- **Given exercise**
Transcribe the material verbatim in full; the pictures do not belong in the copy.

::::

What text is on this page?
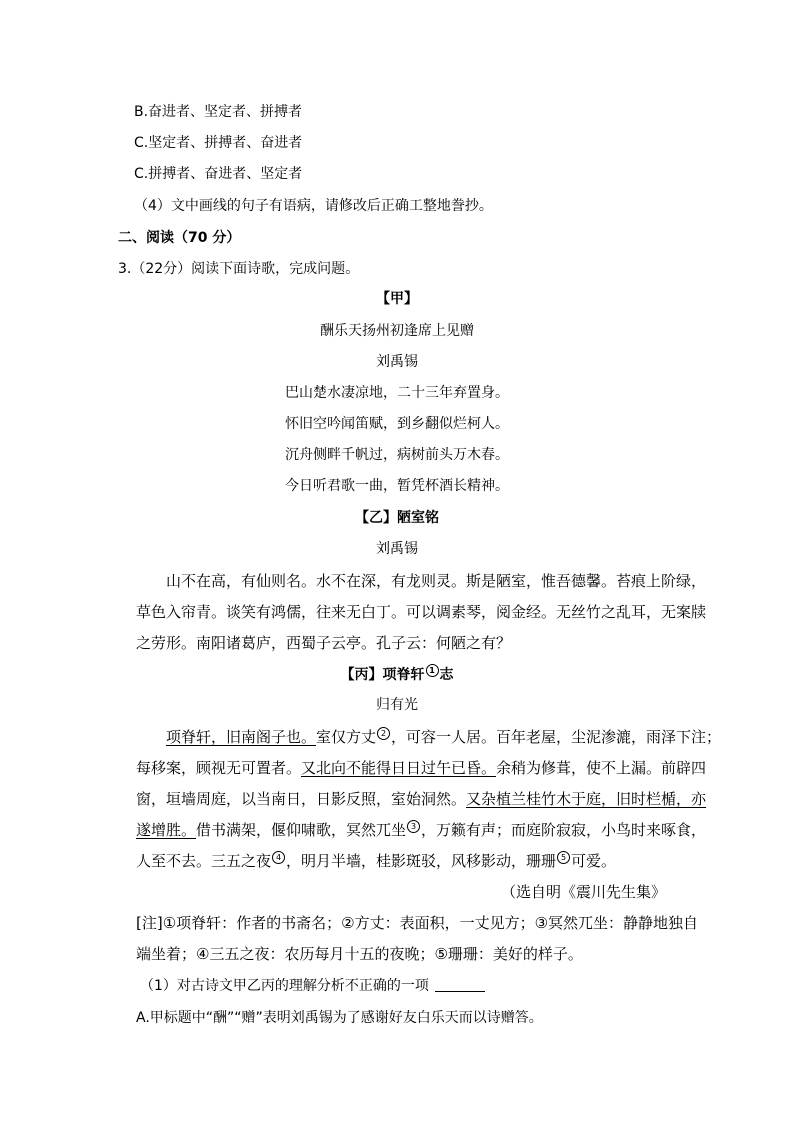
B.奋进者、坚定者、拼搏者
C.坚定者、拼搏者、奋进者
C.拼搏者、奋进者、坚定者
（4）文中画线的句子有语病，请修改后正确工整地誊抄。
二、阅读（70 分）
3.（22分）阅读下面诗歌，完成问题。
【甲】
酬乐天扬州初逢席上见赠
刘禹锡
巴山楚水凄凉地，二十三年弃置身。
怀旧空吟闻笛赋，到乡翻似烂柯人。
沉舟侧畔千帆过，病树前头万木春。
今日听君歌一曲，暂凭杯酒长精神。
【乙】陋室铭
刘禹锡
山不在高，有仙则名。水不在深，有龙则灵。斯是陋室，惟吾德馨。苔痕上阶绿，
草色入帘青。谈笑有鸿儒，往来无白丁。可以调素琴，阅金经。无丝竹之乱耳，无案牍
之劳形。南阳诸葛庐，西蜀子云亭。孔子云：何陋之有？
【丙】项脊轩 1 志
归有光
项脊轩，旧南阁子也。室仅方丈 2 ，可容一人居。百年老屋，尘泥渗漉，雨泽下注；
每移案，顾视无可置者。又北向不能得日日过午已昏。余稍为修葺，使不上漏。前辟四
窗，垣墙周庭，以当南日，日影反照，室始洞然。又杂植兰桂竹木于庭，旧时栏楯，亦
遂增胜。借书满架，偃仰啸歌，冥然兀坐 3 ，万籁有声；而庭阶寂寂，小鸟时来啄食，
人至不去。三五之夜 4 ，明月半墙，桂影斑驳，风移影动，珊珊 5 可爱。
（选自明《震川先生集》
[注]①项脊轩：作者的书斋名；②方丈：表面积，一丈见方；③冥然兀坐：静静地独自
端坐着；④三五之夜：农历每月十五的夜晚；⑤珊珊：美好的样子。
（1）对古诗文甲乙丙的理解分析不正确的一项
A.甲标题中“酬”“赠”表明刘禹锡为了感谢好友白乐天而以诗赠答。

::::

- **Answer for this exercise**
What text is on this page?
B.奋进者、坚定者、拼搏者
C.坚定者、拼搏者、奋进者
C.拼搏者、奋进者、坚定者
（4）文中画线的句子有语病，请修改后正确工整地誊抄。
二、阅读（70 分）
3.（22分）阅读下面诗歌，完成问题。
【甲】
酬乐天扬州初逢席上见赠
刘禹锡
巴山楚水凄凉地，二十三年弃置身。
怀旧空吟闻笛赋，到乡翻似烂柯人。
沉舟侧畔千帆过，病树前头万木春。
今日听君歌一曲，暂凭杯酒长精神。
【乙】陋室铭
刘禹锡
山不在高，有仙则名。水不在深，有龙则灵。斯是陋室，惟吾德馨。苔痕上阶绿，
草色入帘青。谈笑有鸿儒，往来无白丁。可以调素琴，阅金经。无丝竹之乱耳，无案牍
之劳形。南阳诸葛庐，西蜀子云亭。孔子云：何陋之有？
【丙】项脊轩 1 志
归有光
项脊轩，旧南阁子也。室仅方丈 2 ，可容一人居。百年老屋，尘泥渗漉，雨泽下注；
每移案，顾视无可置者。又北向不能得日日过午已昏。余稍为修葺，使不上漏。前辟四
窗，垣墙周庭，以当南日，日影反照，室始洞然。又杂植兰桂竹木于庭，旧时栏楯，亦
遂增胜。借书满架，偃仰啸歌，冥然兀坐 3 ，万籁有声；而庭阶寂寂，小鸟时来啄食，
人至不去。三五之夜 4 ，明月半墙，桂影斑驳，风移影动，珊珊 5 可爱。
（选自明《震川先生集》
[注]①项脊轩：作者的书斋名；②方丈：表面积，一丈见方；③冥然兀坐：静静地独自
端坐着；④三五之夜：农历每月十五的夜晚；⑤珊珊：美好的样子。
（1）对古诗文甲乙丙的理解分析不正确的一项
A.甲标题中“酬”“赠”表明刘禹锡为了感谢好友白乐天而以诗赠答。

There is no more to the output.